▶ [Task goal] Swap "hydrologic cycle" for "hydrological cycle" wherever it occurs in the lines below, and reproduce every line with nothing else altered.

▶ [Record list]
=-=-=

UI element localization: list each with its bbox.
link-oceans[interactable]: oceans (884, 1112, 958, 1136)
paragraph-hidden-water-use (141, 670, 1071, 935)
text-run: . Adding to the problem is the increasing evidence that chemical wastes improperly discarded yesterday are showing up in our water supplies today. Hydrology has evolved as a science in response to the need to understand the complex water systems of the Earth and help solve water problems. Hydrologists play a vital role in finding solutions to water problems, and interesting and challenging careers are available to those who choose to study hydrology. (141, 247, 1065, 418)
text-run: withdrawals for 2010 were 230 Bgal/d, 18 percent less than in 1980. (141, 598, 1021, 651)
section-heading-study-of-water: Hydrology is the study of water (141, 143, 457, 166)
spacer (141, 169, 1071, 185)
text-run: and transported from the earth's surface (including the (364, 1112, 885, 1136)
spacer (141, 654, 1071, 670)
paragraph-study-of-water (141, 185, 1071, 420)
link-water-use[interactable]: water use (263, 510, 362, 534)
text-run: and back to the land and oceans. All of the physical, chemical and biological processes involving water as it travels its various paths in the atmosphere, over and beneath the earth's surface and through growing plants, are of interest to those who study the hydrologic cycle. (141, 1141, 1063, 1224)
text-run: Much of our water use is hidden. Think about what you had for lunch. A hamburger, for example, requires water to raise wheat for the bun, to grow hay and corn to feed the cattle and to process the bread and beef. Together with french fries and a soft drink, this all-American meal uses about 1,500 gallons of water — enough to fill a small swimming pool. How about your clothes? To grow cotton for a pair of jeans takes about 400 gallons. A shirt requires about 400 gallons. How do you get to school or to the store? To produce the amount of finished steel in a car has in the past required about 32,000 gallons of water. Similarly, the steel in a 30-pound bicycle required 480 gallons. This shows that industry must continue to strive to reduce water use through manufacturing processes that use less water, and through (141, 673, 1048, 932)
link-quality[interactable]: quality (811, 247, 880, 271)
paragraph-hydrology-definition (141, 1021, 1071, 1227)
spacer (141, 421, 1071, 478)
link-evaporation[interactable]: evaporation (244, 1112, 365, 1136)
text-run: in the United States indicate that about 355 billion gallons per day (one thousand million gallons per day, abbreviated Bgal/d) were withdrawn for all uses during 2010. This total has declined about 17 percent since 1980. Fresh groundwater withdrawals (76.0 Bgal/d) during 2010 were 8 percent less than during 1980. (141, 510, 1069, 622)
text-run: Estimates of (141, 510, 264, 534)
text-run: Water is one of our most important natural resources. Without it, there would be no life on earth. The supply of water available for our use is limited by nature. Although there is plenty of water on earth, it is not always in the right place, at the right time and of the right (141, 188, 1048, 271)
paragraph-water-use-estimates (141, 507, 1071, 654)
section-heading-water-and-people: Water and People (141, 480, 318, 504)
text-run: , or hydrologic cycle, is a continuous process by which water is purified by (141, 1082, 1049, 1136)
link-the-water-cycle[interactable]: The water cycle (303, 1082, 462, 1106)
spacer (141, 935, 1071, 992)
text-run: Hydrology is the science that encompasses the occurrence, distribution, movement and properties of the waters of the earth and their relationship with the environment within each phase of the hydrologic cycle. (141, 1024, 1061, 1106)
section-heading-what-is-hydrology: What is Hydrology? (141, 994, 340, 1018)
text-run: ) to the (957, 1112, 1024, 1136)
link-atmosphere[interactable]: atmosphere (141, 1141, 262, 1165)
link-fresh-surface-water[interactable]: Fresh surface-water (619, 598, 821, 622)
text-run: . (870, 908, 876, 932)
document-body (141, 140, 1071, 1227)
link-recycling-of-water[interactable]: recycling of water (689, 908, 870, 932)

=-=-=

▶ [Exercise response]
UI element localization: list each with its bbox.
link-oceans[interactable]: oceans (884, 1112, 958, 1136)
paragraph-hidden-water-use (141, 670, 1071, 935)
text-run: . Adding to the problem is the increasing evidence that chemical wastes improperly discarded yesterday are showing up in our water supplies today. Hydrology has evolved as a science in response to the need to understand the complex water systems of the Earth and help solve water problems. Hydrologists play a vital role in finding solutions to water problems, and interesting and challenging careers are available to those who choose to study hydrology. (141, 247, 1065, 418)
text-run: withdrawals for 2010 were 230 Bgal/d, 18 percent less than in 1980. (141, 598, 1021, 651)
section-heading-study-of-water: Hydrology is the study of water (141, 143, 457, 166)
spacer (141, 169, 1071, 185)
text-run: and transported from the earth's surface (including the (364, 1112, 885, 1136)
spacer (141, 654, 1071, 670)
paragraph-study-of-water (141, 185, 1071, 420)
link-water-use[interactable]: water use (263, 510, 362, 534)
text-run: and back to the land and oceans. All of the physical, chemical and biological processes involving water as it travels its various paths in the atmosphere, over and beneath the earth's surface and through growing plants, are of interest to those who study the hydrological cycle. (141, 1141, 1063, 1224)
text-run: Much of our water use is hidden. Think about what you had for lunch. A hamburger, for example, requires water to raise wheat for the bun, to grow hay and corn to feed the cattle and to process the bread and beef. Together with french fries and a soft drink, this all-American meal uses about 1,500 gallons of water — enough to fill a small swimming pool. How about your clothes? To grow cotton for a pair of jeans takes about 400 gallons. A shirt requires about 400 gallons. How do you get to school or to the store? To produce the amount of finished steel in a car has in the past required about 32,000 gallons of water. Similarly, the steel in a 30-pound bicycle required 480 gallons. This shows that industry must continue to strive to reduce water use through manufacturing processes that use less water, and through (141, 673, 1048, 932)
link-quality[interactable]: quality (811, 247, 880, 271)
paragraph-hydrology-definition (141, 1021, 1071, 1227)
spacer (141, 421, 1071, 478)
link-evaporation[interactable]: evaporation (244, 1112, 365, 1136)
text-run: in the United States indicate that about 355 billion gallons per day (one thousand million gallons per day, abbreviated Bgal/d) were withdrawn for all uses during 2010. This total has declined about 17 percent since 1980. Fresh groundwater withdrawals (76.0 Bgal/d) during 2010 were 8 percent less than during 1980. (141, 510, 1069, 622)
text-run: Estimates of (141, 510, 264, 534)
text-run: Water is one of our most important natural resources. Without it, there would be no life on earth. The supply of water available for our use is limited by nature. Although there is plenty of water on earth, it is not always in the right place, at the right time and of the right (141, 188, 1048, 271)
paragraph-water-use-estimates (141, 507, 1071, 654)
section-heading-water-and-people: Water and People (141, 480, 318, 504)
text-run: , or hydrological cycle, is a continuous process by which water is purified by (141, 1082, 1049, 1136)
link-the-water-cycle[interactable]: The water cycle (303, 1082, 462, 1106)
spacer (141, 935, 1071, 992)
text-run: Hydrology is the science that encompasses the occurrence, distribution, movement and properties of the waters of the earth and their relationship with the environment within each phase of the hydrological cycle. (141, 1024, 1061, 1106)
section-heading-what-is-hydrology: What is Hydrology? (141, 994, 340, 1018)
text-run: ) to the (957, 1112, 1024, 1136)
link-atmosphere[interactable]: atmosphere (141, 1141, 262, 1165)
link-fresh-surface-water[interactable]: Fresh surface-water (619, 598, 821, 622)
text-run: . (870, 908, 876, 932)
document-body (141, 140, 1071, 1227)
link-recycling-of-water[interactable]: recycling of water (689, 908, 870, 932)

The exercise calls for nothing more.